Return all of the lines below exactly as they are.

··· Data excerpts

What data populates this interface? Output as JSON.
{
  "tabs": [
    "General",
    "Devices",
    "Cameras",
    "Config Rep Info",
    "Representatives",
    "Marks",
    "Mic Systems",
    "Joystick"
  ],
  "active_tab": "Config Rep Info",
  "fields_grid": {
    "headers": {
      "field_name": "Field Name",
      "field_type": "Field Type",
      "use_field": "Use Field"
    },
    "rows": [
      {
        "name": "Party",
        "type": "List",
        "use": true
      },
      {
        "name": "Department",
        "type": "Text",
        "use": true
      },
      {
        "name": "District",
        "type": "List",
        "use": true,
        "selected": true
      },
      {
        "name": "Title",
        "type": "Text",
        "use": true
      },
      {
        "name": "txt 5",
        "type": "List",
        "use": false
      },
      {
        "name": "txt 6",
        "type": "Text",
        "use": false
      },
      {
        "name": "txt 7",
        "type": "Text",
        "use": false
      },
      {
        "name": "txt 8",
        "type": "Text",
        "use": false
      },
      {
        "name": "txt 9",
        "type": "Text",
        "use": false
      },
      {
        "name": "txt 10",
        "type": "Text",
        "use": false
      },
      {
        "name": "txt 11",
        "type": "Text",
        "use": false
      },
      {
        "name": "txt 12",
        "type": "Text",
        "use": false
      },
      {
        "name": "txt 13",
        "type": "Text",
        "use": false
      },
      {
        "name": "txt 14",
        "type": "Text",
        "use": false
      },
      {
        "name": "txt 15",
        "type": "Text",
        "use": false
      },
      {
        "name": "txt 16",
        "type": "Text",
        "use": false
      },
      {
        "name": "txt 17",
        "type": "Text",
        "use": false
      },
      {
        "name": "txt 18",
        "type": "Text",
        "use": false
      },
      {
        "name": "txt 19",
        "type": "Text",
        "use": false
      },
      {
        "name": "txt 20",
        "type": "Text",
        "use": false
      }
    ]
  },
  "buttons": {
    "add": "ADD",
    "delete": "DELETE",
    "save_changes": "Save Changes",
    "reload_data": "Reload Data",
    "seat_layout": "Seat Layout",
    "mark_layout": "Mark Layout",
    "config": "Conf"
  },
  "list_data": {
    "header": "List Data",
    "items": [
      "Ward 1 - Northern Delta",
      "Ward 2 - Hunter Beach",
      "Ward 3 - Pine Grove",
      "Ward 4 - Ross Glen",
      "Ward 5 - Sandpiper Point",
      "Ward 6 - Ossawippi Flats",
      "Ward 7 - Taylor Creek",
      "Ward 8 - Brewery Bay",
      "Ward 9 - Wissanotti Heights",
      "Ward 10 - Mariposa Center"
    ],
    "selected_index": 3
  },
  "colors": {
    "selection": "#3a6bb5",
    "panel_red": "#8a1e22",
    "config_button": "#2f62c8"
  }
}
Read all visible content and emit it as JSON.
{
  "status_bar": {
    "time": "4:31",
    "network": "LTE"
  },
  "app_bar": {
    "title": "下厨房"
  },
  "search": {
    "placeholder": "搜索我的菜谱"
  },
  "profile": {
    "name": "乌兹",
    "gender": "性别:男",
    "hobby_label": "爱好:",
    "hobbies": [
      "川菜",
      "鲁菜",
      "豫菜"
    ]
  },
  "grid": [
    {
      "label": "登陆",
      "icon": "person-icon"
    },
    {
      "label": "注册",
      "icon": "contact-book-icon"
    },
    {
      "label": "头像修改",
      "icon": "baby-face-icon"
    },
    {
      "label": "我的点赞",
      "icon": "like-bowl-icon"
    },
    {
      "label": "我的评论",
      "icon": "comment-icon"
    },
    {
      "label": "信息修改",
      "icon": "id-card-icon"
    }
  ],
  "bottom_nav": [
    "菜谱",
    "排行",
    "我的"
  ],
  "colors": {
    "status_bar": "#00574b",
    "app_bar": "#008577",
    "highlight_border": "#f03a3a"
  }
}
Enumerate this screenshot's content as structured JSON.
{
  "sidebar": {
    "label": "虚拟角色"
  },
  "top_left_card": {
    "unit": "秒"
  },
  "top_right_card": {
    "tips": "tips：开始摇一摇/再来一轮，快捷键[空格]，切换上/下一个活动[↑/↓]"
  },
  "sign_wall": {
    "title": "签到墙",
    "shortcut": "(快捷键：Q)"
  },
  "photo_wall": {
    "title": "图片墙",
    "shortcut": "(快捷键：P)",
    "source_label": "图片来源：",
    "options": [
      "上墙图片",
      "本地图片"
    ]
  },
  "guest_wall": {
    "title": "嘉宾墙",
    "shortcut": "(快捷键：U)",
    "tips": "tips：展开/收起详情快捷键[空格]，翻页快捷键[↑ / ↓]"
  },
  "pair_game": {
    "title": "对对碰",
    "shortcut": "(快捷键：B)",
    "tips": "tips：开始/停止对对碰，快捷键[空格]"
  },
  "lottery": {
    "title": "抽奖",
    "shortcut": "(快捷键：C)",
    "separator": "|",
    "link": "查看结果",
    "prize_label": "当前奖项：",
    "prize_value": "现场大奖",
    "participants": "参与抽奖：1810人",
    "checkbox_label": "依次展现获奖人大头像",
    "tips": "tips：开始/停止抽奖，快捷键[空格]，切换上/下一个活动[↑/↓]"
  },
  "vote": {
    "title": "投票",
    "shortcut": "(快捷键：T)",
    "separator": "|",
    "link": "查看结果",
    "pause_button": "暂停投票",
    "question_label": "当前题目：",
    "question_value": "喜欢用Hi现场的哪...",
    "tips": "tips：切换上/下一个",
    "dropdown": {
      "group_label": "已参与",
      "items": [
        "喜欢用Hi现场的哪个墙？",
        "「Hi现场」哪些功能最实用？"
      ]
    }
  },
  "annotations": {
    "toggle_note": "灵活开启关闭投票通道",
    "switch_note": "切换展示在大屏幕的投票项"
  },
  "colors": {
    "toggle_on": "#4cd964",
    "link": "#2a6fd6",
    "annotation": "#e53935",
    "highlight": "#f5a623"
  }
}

······

**Response:**
What data populates this interface? Output as JSON.
{
  "tabs": [
    "General",
    "Devices",
    "Cameras",
    "Config Rep Info",
    "Representatives",
    "Marks",
    "Mic Systems",
    "Joystick"
  ],
  "active_tab": "Config Rep Info",
  "fields_grid": {
    "headers": {
      "field_name": "Field Name",
      "field_type": "Field Type",
      "use_field": "Use Field"
    },
    "rows": [
      {
        "name": "Party",
        "type": "List",
        "use": true
      },
      {
        "name": "Department",
        "type": "Text",
        "use": true
      },
      {
        "name": "District",
        "type": "List",
        "use": true,
        "selected": true
      },
      {
        "name": "Title",
        "type": "Text",
        "use": true
      },
      {
        "name": "txt 5",
        "type": "List",
        "use": false
      },
      {
        "name": "txt 6",
        "type": "Text",
        "use": false
      },
      {
        "name": "txt 7",
        "type": "Text",
        "use": false
      },
      {
        "name": "txt 8",
        "type": "Text",
        "use": false
      },
      {
        "name": "txt 9",
        "type": "Text",
        "use": false
      },
      {
        "name": "txt 10",
        "type": "Text",
        "use": false
      },
      {
        "name": "txt 11",
        "type": "Text",
        "use": false
      },
      {
        "name": "txt 12",
        "type": "Text",
        "use": false
      },
      {
        "name": "txt 13",
        "type": "Text",
        "use": false
      },
      {
        "name": "txt 14",
        "type": "Text",
        "use": false
      },
      {
        "name": "txt 15",
        "type": "Text",
        "use": false
      },
      {
        "name": "txt 16",
        "type": "Text",
        "use": false
      },
      {
        "name": "txt 17",
        "type": "Text",
        "use": false
      },
      {
        "name": "txt 18",
        "type": "Text",
        "use": false
      },
      {
        "name": "txt 19",
        "type": "Text",
        "use": false
      },
      {
        "name": "txt 20",
        "type": "Text",
        "use": false
      }
    ]
  },
  "buttons": {
    "add": "ADD",
    "delete": "DELETE",
    "save_changes": "Save Changes",
    "reload_data": "Reload Data",
    "seat_layout": "Seat Layout",
    "mark_layout": "Mark Layout",
    "config": "Conf"
  },
  "list_data": {
    "header": "List Data",
    "items": [
      "Ward 1 - Northern Delta",
      "Ward 2 - Hunter Beach",
      "Ward 3 - Pine Grove",
      "Ward 4 - Ross Glen",
      "Ward 5 - Sandpiper Point",
      "Ward 6 - Ossawippi Flats",
      "Ward 7 - Taylor Creek",
      "Ward 8 - Brewery Bay",
      "Ward 9 - Wissanotti Heights",
      "Ward 10 - Mariposa Center"
    ],
    "selected_index": 3
  },
  "colors": {
    "selection": "#3a6bb5",
    "panel_red": "#8a1e22",
    "config_button": "#2f62c8"
  }
}
Read all visible content and emit it as JSON.
{
  "status_bar": {
    "time": "4:31",
    "network": "LTE"
  },
  "app_bar": {
    "title": "下厨房"
  },
  "search": {
    "placeholder": "搜索我的菜谱"
  },
  "profile": {
    "name": "乌兹",
    "gender": "性别:男",
    "hobby_label": "爱好:",
    "hobbies": [
      "川菜",
      "鲁菜",
      "豫菜"
    ]
  },
  "grid": [
    {
      "label": "登陆",
      "icon": "person-icon"
    },
    {
      "label": "注册",
      "icon": "contact-book-icon"
    },
    {
      "label": "头像修改",
      "icon": "baby-face-icon"
    },
    {
      "label": "我的点赞",
      "icon": "like-bowl-icon"
    },
    {
      "label": "我的评论",
      "icon": "comment-icon"
    },
    {
      "label": "信息修改",
      "icon": "id-card-icon"
    }
  ],
  "bottom_nav": [
    "菜谱",
    "排行",
    "我的"
  ],
  "colors": {
    "status_bar": "#00574b",
    "app_bar": "#008577",
    "highlight_border": "#f03a3a"
  }
}
Enumerate this screenshot's content as structured JSON.
{
  "sidebar": {
    "label": "虚拟角色"
  },
  "top_left_card": {
    "unit": "秒"
  },
  "top_right_card": {
    "tips": "tips：开始摇一摇/再来一轮，快捷键[空格]，切换上/下一个活动[↑/↓]"
  },
  "sign_wall": {
    "title": "签到墙",
    "shortcut": "(快捷键：Q)"
  },
  "photo_wall": {
    "title": "图片墙",
    "shortcut": "(快捷键：P)",
    "source_label": "图片来源：",
    "options": [
      "上墙图片",
      "本地图片"
    ]
  },
  "guest_wall": {
    "title": "嘉宾墙",
    "shortcut": "(快捷键：U)",
    "tips": "tips：展开/收起详情快捷键[空格]，翻页快捷键[↑ / ↓]"
  },
  "pair_game": {
    "title": "对对碰",
    "shortcut": "(快捷键：B)",
    "tips": "tips：开始/停止对对碰，快捷键[空格]"
  },
  "lottery": {
    "title": "抽奖",
    "shortcut": "(快捷键：C)",
    "separator": "|",
    "link": "查看结果",
    "prize_label": "当前奖项：",
    "prize_value": "现场大奖",
    "participants": "参与抽奖：1810人",
    "checkbox_label": "依次展现获奖人大头像",
    "tips": "tips：开始/停止抽奖，快捷键[空格]，切换上/下一个活动[↑/↓]"
  },
  "vote": {
    "title": "投票",
    "shortcut": "(快捷键：T)",
    "separator": "|",
    "link": "查看结果",
    "pause_button": "暂停投票",
    "question_label": "当前题目：",
    "question_value": "喜欢用Hi现场的哪...",
    "tips": "tips：切换上/下一个",
    "dropdown": {
      "group_label": "已参与",
      "items": [
        "喜欢用Hi现场的哪个墙？",
        "「Hi现场」哪些功能最实用？"
      ]
    }
  },
  "annotations": {
    "toggle_note": "灵活开启关闭投票通道",
    "switch_note": "切换展示在大屏幕的投票项"
  },
  "colors": {
    "toggle_on": "#4cd964",
    "link": "#2a6fd6",
    "annotation": "#e53935",
    "highlight": "#f5a623"
  }
}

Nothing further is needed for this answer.